*ENUNCIADO A*: Indique se cada afirmação concorda com o trecho sobre Hobbes, respondendo sim ou não e citando literalmente as palavras do texto que decidem a questão. (i) Pelo pacto, os homens abriram mão da liberdade absoluta de que gozavam no estado de natureza. (ii) Hobbes apreciava metáforas usadas apenas para embelezar o texto. (iii) O Estado é apresentado como uma máquina feita pelas mãos humanas.
*ENUNCIADO B*: Dê continuidade ao trecho sobre Hobbes, começando logo após a sua última frase.
::: TRECHO DO DOCUMENTO :::
Hobbes contratualista

Conforme já afirmado anteriormente, foi Hobbes uma dos maiores expoentes da corrente contratualista, a fundamentar a legitimidade do Estado em um contrato firmado por todos os homens que decidem abandonar um suposto estado de selvageria, normalmente denominado de estado de natureza, e fundar um novo modelo de sociedade, regida por leis que garantam a convivência harmônica entre todos.
Ora, não obstante ser a conceituação de Estado presente no Leviatã um dos objetivos da presente obra, tal compreensão só poderá portanto ser obtida na medida, que for corretamente entendido o sentido que o autor dá ao próprio conceito de contrato, identificando exatamente o que ele encerra e o que cria para os homens. Ora, quanto a esse aspecto (das causas e conseqüências do contrato), Hobbes o analisa por. meio da divisão do problema em várias etapas que se sucedem de maneira lógica e inflexível (lembre-se da proposta cartesiana para superação de problemas, por meio de sua divisão em proposições menores, a serem analisadas separadamente e segundo uma ordem crescente de dificuldade), indo por etapas de um egoísta e belicoso selvagem (o homem natural), até um todo poderoso Leviatã (o homem artificial).
Sobre a sociedade civil organizada tal como a conhecemos, isto é, uma sociedade regida por leis positivas, em contraposição ao estado de natureza, considera Hobbes ter sido aquela criada por um acordo de vontades manifestado por indivíduos que concordaram em viver sob a égide de uma instância superior, que, a partir da celebração daquele pacto, teria então o poder de regulamentar toda a vida da coletividade, com o intuito de garantir um mínimo de harmonia nas relações existentes entre os homens. Por meio deste pacto, renunciaram os homens à liberdade absoluta que desfrutavam no estado de natureza, mas, em compensação, se livraram também da absoluta insegurança que existia nas relações humanas, resultante da mesma já mencionada liberdade. Isso porque, para Hobbes, o estado de natureza era aquele em que o homem poderia dar inteira vazão ao seus impulsos, pois que só encontraria como barreira, os impulsos dos outros homens que se dispusessem a combatê-lo, ensejando tal quadro, para sua maior compreensão, uma exposição mais detalhada da natureza humana, tal como esta é entendida dentro do Leviatã.

Da natureza humana

Conforme se percebe pela leitura da introdução do Leviatã, Hobbes, ao descrever a estrutura de seu modelo de Estado, o faz por meio da comparação com o próprio ser humano, considerando que, enquanto o Estado é obra de arte, ou máquina segundo expressão do próprio autor, criada pelas mãos humanas, é o próprio ser humano uma espécie de mecanismo, só que da natureza: “pois o que é o coração senão uma mola, e os nervos, senão outras tantas cordas, e as juntas, senão outras tantas rodas, imprimindo movimento ao corpo inteiro, tal como foi projetado pelo Artífice? Tal descrição, mais do que mera metáfora gratuita visando ao embelezamento do texto, coisa que o próprio Hobbes desprezava, conforme se observa pela leitura do capítulo IV do Leviatã
, em que aquele declara prezar acima de tudo um estilo de linguagem claro e objetivo, revela na verdade uma percepção dinâmica da natureza humana, em que esta é entendida como espécie de autômato, demonstrando na verdade uma clara influência das idéias mecanicistas, tão em voga na época do autor inglês. Segundo tal visão mecanicista, era o homem, assim como o restante dos animais, entendidos como espécies de máquinas, formados pela união de várias peças menores. Tal entendimento, era fruto em grande parte dos progressos ocorridos na época no campo da autonomia, que ao atentar para a complexa estrutura interna dos seres, tentava explicá-la por meio de sua comparação com as estruturas mecânicas então conhecidas.
::: MATERIAL DISPONÍVEL :::
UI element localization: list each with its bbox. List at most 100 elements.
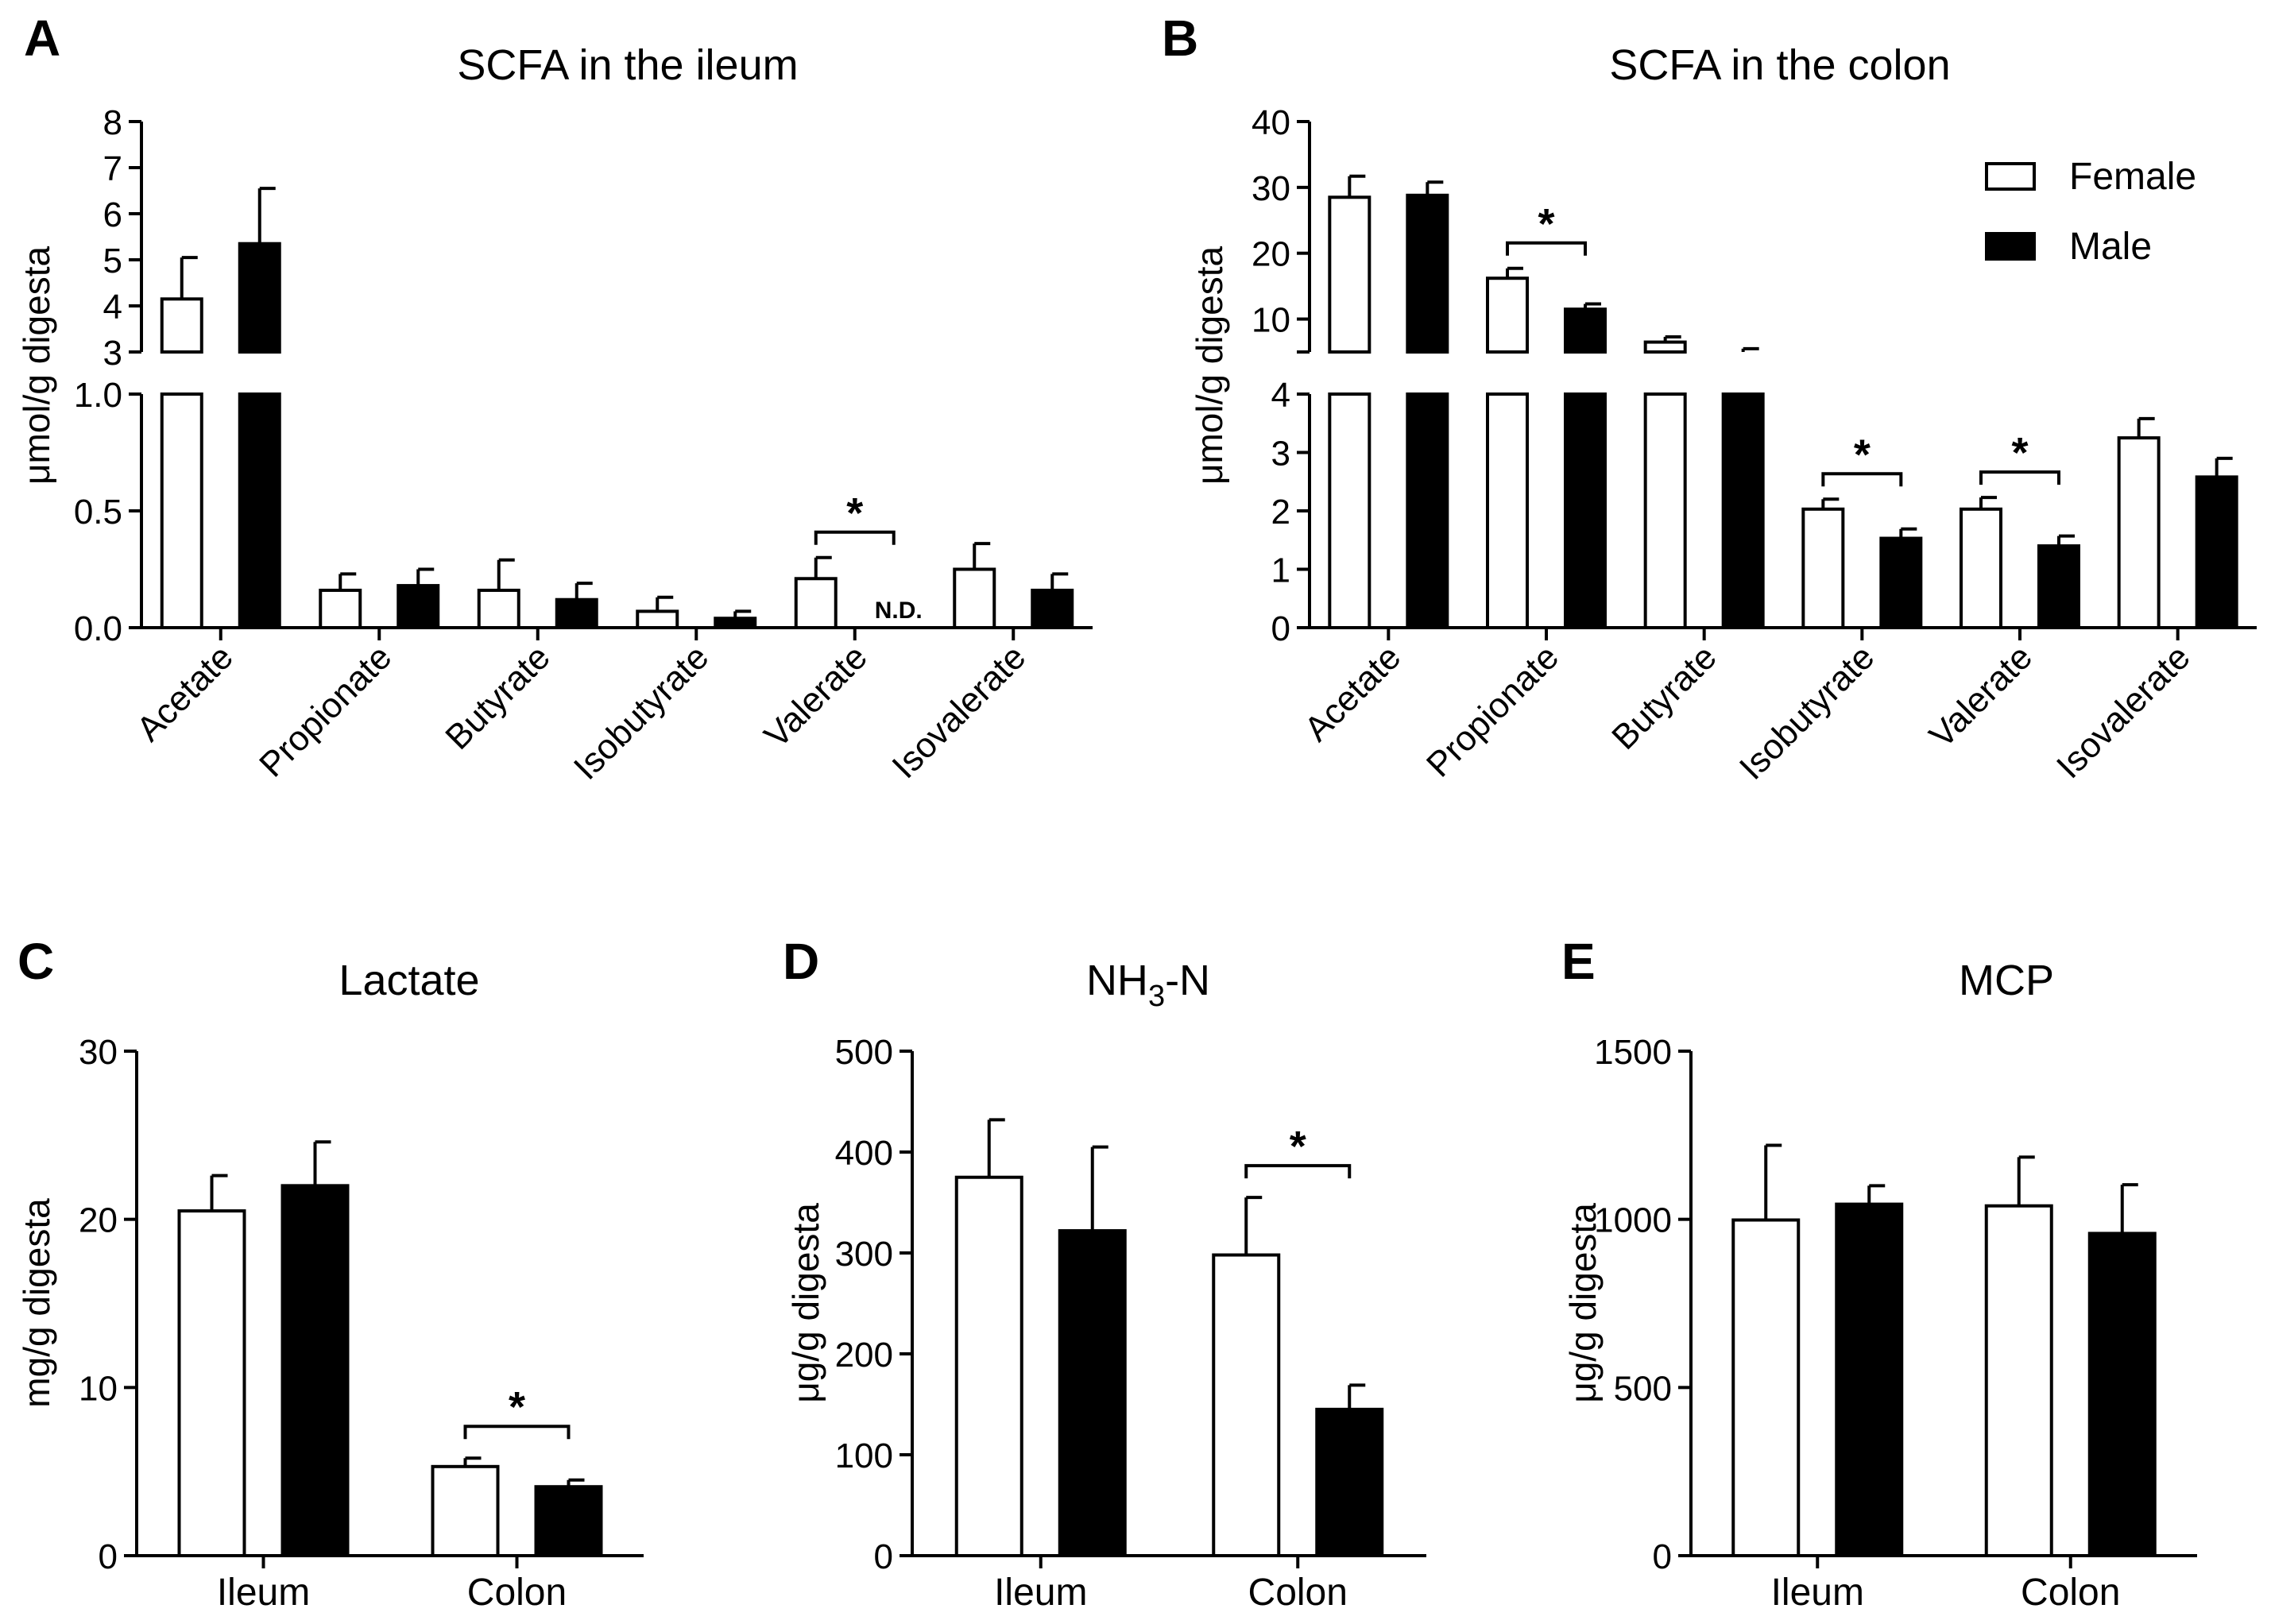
:::
*RESPOSTA A*:
(i) Sim: "renunciaram os homens à liberdade absoluta que desfrutavam no estado de natureza".
(ii) Não: "mais do que mera metáfora gratuita visando ao embelezamento do texto, coisa que o próprio Hobbes desprezava".
(iii) Sim: "enquanto o Estado é obra de arte, ou máquina segundo expressão do próprio autor, criada pelas mãos humanas".

*RESPOSTA B*:
Dentro de tal perspectiva mecânica da natureza, dois são os tipos de movimentos percebidos por Hobbes, que fazem a máquina humana se mover, denominados de vital e animal. Enquanto ao primeiro tipo pertencem aqueles cuja realização independe do pensamento, sendo portanto movimentos involuntários, como a respiração, circulação sangüínea ou digestão, ao segundo tipo pertencem os movimentos cuja realização depende de uma manifestação de vontade, como falar, andar ou se mover. Tal manifestação de vontade, por sua vez, é ocasionada, segundo Hobbes, pelas sensações, que por sua vez podem ser reduzidas a duas espécies apenas, que são apetite e aversão, assim entendidos todos os esforços de aproximação ou afastamento daquilo que proporcione respectivamente prazer ou dor ao ser humano.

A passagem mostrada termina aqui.